Priority 3 — Hip escape to guard: A lateral hip escape to the far side can allow the bottom player to roll to a seated position and recover guard. This requires the top player’s position to be incomplete — they must not have both hip and wrist control simultaneously.

What to avoid: Posting both hands and staying static. Static four-point gives the top player maximum time to apply the wrist ride and complete the breakdown. Movement — forward, backward, or lateral — must happen.

How This Position Is Reached

From the turtle top breakdown: The top player’s spiral breakdown of the turtle reduces the turtle’s base and arrives at four-point. This is the primary entry.

From the rear bodylock: The Jones breakdown chain begins with a rear bodylock on the turtled opponent. Forward-and-down pressure removes the base to four-point.

From four-point to turtle (bottom player recovery): Conversely, the bottom player in four-point can deliberately return to turtle by pulling the hips down and back. This is the bottom player choosing to move backward in the chain to regain structural support.

From the wrist ride (power position): Advanced top players can enter the wrist ride position directly from a high sprawl, arriving at a modified four-point control without the full turtle intermediate.

Exits

Top player exits:

  • Back mount (preferred) — hip pull completion while maintaining seatbelt or harness
  • Side control — flatten via wrist ride and shoulder drive
  • Wrist ride to power position — advanced transition to leg ride

Bottom player exits:

  • Return to turtle (resets the structure)
  • Stand up (back to standing)
  • Guard recovery (via hip escape)

Common Errors

Top player error: Releasing the wrist when the bottom player pulls

Why it fails: The wrist ride is the structure of the breakdown. When the bottom player pulls their hand free and the top player releases, the bottom player can post and immediately recover. The top player must match the pull direction by lifting higher — do not compete against a wrist-free direction.

Correction: When the bottom player tries to pull the wrist down to the mat, pull it up — not toward the mat. The goal is to keep the hand off the floor. Lift, do not simply hold.

Top player error: Staying at four-point without advancing

Why it fails: Four-point is not a stable control position — it is a transitional one. A top player who maintains four-point contact without applying the breakdown chain gives the bottom player time to recover. Every moment of four-point contact should be active breakdown pressure.

Correction: Apply wrist ride immediately upon arrival at four-point. If wrist ride is unavailable, drive hip weight immediately. Do not pause at four-point.

Bottom player error: Posting both hands wide

Why it fails: Wide-posted hands make both wrists available to the wrist ride and also open the near arm for D’arce and anaconda entries. The hands should be directly under the shoulders, not wide.

» Stored data
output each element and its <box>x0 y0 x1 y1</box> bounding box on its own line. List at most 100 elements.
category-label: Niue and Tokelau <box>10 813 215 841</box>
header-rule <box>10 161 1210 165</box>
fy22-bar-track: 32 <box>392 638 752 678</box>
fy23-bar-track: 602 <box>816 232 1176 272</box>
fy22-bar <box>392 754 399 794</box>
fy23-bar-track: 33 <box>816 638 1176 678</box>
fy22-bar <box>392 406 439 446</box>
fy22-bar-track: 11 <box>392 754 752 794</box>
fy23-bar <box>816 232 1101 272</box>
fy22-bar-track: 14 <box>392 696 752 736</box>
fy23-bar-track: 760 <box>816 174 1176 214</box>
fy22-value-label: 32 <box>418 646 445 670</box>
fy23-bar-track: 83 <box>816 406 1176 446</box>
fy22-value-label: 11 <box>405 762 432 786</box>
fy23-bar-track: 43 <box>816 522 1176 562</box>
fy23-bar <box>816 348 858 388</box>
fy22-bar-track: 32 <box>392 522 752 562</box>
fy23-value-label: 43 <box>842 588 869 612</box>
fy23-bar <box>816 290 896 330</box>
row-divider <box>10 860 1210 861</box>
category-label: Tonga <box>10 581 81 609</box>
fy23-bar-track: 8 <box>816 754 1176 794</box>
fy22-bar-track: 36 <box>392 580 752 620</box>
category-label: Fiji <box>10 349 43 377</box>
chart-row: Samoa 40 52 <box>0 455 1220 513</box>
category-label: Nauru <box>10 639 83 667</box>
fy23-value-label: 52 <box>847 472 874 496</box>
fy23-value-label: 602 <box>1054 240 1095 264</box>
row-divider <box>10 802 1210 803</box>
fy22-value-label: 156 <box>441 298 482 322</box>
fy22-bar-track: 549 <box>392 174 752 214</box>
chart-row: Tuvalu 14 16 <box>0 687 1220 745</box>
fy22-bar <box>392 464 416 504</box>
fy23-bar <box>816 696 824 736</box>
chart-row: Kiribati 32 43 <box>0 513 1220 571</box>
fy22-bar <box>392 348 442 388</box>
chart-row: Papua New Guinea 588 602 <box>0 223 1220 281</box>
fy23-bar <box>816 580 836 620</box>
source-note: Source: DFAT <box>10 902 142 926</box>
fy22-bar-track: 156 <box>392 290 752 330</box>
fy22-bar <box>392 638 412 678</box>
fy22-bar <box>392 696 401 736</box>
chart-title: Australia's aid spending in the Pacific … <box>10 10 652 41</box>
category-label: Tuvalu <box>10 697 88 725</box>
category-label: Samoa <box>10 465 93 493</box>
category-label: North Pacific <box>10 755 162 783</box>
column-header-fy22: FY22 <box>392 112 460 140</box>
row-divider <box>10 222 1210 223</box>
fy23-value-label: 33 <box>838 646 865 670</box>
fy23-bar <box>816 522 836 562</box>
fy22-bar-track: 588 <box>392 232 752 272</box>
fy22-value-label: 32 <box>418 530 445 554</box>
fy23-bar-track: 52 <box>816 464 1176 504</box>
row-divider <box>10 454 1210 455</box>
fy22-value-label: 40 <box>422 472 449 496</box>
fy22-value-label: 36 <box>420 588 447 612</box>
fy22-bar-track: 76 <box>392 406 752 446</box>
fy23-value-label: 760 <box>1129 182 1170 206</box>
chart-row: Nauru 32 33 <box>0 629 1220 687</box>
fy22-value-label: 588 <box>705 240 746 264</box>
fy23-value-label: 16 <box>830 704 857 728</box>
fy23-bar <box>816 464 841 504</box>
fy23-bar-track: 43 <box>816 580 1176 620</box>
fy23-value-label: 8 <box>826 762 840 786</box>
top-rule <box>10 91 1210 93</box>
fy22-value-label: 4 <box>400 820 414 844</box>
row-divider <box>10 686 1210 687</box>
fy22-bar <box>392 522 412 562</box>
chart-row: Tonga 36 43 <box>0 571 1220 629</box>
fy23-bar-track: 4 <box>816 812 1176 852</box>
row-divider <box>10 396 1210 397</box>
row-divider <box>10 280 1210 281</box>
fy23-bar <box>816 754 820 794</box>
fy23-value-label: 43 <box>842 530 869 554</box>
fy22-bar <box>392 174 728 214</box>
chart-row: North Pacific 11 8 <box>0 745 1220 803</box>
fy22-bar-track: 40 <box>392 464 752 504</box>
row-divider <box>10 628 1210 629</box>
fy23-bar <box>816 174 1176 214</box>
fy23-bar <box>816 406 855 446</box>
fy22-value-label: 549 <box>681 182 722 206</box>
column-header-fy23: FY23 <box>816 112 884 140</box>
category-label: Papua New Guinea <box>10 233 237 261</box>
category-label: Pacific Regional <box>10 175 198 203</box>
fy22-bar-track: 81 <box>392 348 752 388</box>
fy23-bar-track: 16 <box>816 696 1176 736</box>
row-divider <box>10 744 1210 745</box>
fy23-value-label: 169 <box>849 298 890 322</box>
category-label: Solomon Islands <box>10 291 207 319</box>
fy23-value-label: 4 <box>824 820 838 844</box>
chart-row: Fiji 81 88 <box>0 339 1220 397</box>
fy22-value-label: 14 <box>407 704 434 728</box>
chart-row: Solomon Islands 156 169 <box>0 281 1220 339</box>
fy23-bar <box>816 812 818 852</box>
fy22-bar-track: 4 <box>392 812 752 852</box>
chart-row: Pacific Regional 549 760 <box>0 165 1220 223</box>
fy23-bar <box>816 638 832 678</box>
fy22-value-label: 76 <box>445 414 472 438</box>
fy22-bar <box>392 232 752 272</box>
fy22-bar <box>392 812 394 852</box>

» Set problem 1
Retype everything in the four-point position text from "Correction: When the" down to "active breakdown pressure.".
» Set problem 2
Extend the text on the four-point position by continuing it after its last sentence.

» Answer 1
Correction: When the bottom player tries to pull the wrist down to the mat, pull it up — not toward the mat. The goal is to keep the hand off the floor. Lift, do not simply hold.

Top player error: Staying at four-point without advancing

Why it fails: Four-point is not a stable control position — it is a transitional one. A top player who maintains four-point contact without applying the breakdown chain gives the bottom player time to recover. Every moment of four-point contact should be active breakdown pressure.

» Answer 2
Correction: Hands under the shoulders, elbows in. This makes the wrist ride harder to apply and keeps the arms closer to the body for defensive protection.

Drilling Notes

Foundations Drilling

Drill the wrist ride in isolation: both partners on all fours, top player grabs the near wrist and elevates it, bottom player resists. Practice the elevation direction (up and back, not side to side). Then add the body weight drive and the hip collapse. The wrist ride finish should feel automatic before live four-point training.

Chained Drilling

Drill the full Jones chain: start from turtle (top player at the side), apply breakdown, arrive at four-point, apply wrist ride, finish with back take or flatten to side control. This chain should eventually be drilled as a single continuous action, not as three separate drills.

Live Four-Point

Start live from the four-point position. Top player attempts to flatten or take the back; bottom player attempts to stand, return to turtle, or recover guard. Short rounds (20–30 seconds) with positional reset. This is a high-intensity positional position — the time limit keeps the effort honest.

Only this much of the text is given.